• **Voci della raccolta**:
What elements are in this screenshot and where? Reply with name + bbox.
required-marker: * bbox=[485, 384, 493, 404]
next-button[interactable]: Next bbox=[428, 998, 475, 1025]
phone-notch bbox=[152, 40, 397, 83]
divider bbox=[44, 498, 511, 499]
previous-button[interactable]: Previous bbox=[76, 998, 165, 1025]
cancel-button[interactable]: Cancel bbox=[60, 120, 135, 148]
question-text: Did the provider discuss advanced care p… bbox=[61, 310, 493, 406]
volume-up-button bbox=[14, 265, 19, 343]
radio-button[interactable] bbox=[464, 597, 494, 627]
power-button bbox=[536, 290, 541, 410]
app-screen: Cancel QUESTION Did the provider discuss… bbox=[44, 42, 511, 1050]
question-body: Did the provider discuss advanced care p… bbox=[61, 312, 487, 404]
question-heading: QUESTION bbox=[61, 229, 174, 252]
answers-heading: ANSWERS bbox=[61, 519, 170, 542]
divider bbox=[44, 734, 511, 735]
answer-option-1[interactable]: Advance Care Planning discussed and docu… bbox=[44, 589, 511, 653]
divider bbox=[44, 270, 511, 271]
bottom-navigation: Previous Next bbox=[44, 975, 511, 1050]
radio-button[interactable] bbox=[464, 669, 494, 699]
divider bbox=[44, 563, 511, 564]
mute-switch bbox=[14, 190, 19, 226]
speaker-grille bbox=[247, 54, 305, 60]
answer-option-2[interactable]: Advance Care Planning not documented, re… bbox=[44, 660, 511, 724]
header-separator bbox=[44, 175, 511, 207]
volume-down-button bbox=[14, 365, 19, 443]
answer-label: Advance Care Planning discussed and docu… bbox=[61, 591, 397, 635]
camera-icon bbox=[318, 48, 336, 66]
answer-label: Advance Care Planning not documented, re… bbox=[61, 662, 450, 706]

• **Consegna**:
Sostituisci "divider" con "separator-line" in tutti i record riportati sopra e trascrivili per intero, senza cambiare nient'altro.

• **Soluzione**:
What elements are in this screenshot and where? Reply with name + bbox.
required-marker: * bbox=[485, 384, 493, 404]
next-button[interactable]: Next bbox=[428, 998, 475, 1025]
phone-notch bbox=[152, 40, 397, 83]
separator-line bbox=[44, 498, 511, 499]
previous-button[interactable]: Previous bbox=[76, 998, 165, 1025]
cancel-button[interactable]: Cancel bbox=[60, 120, 135, 148]
question-text: Did the provider discuss advanced care p… bbox=[61, 310, 493, 406]
volume-up-button bbox=[14, 265, 19, 343]
radio-button[interactable] bbox=[464, 597, 494, 627]
power-button bbox=[536, 290, 541, 410]
app-screen: Cancel QUESTION Did the provider discuss… bbox=[44, 42, 511, 1050]
question-body: Did the provider discuss advanced care p… bbox=[61, 312, 487, 404]
question-heading: QUESTION bbox=[61, 229, 174, 252]
answers-heading: ANSWERS bbox=[61, 519, 170, 542]
separator-line bbox=[44, 734, 511, 735]
answer-option-1[interactable]: Advance Care Planning discussed and docu… bbox=[44, 589, 511, 653]
separator-line bbox=[44, 270, 511, 271]
bottom-navigation: Previous Next bbox=[44, 975, 511, 1050]
radio-button[interactable] bbox=[464, 669, 494, 699]
separator-line bbox=[44, 563, 511, 564]
mute-switch bbox=[14, 190, 19, 226]
speaker-grille bbox=[247, 54, 305, 60]
answer-option-2[interactable]: Advance Care Planning not documented, re… bbox=[44, 660, 511, 724]
header-separator bbox=[44, 175, 511, 207]
volume-down-button bbox=[14, 365, 19, 443]
answer-label: Advance Care Planning discussed and docu… bbox=[61, 591, 397, 635]
camera-icon bbox=[318, 48, 336, 66]
answer-label: Advance Care Planning not documented, re… bbox=[61, 662, 450, 706]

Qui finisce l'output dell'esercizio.